Problem to solve: Show all lines holding the string "JSON".

— Start of Data provided —

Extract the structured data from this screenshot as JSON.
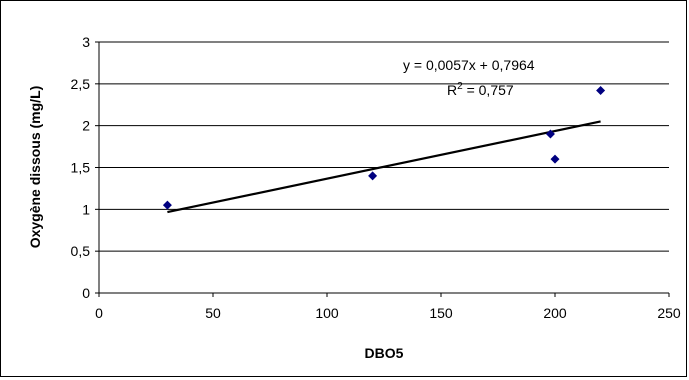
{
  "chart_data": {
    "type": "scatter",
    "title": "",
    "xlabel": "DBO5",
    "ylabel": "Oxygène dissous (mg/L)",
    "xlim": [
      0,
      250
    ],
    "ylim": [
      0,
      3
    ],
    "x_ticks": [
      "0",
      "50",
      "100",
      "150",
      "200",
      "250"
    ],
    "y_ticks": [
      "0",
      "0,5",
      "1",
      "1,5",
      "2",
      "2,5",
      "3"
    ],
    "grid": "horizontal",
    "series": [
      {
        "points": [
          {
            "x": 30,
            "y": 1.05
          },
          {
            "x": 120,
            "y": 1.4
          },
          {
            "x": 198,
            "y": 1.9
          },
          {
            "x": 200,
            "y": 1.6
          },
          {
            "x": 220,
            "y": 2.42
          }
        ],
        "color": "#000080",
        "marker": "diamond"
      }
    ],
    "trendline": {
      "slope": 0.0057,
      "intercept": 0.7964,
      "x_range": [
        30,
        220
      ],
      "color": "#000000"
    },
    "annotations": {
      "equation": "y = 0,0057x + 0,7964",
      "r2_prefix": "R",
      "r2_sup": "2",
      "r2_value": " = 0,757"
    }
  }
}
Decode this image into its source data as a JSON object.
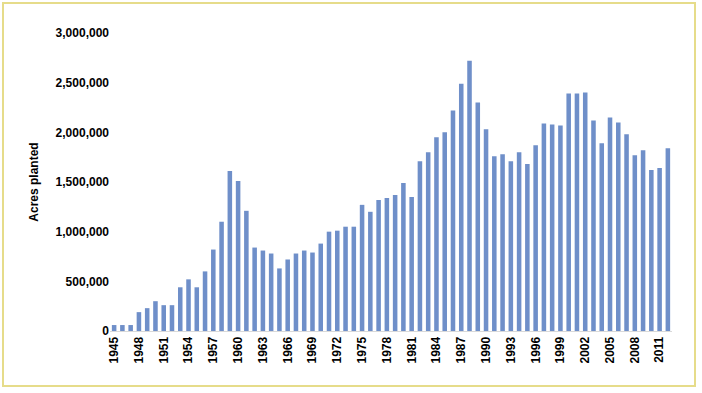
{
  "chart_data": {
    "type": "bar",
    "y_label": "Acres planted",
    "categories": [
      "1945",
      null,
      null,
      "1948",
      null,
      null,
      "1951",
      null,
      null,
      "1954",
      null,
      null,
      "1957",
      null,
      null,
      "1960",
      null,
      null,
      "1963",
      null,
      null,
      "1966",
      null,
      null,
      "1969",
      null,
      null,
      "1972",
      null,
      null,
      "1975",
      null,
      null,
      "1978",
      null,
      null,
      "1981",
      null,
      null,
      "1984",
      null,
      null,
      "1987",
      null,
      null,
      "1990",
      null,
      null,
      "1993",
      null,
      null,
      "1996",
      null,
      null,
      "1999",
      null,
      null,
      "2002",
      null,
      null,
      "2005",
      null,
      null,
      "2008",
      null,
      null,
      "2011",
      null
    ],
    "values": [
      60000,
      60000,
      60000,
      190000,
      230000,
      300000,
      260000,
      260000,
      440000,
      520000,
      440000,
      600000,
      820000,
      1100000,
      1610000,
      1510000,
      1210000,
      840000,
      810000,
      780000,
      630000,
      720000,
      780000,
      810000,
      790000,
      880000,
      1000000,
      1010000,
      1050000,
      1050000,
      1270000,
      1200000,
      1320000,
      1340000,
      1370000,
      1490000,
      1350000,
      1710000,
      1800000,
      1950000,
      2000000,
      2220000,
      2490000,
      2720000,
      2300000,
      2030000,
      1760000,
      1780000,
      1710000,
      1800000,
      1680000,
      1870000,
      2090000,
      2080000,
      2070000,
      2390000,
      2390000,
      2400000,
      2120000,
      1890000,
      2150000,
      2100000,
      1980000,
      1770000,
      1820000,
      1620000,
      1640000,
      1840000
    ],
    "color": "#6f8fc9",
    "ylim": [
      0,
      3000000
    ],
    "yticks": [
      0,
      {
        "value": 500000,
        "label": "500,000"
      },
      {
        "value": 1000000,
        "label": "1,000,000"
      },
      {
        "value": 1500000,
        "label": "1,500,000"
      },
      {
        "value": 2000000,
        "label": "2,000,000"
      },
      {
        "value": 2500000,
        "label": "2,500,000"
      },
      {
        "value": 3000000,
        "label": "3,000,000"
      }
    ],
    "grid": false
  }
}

— End of Data provided —

Full solution:
Extract the structured data from this screenshot as JSON.
Decode this image into its source data as a JSON object.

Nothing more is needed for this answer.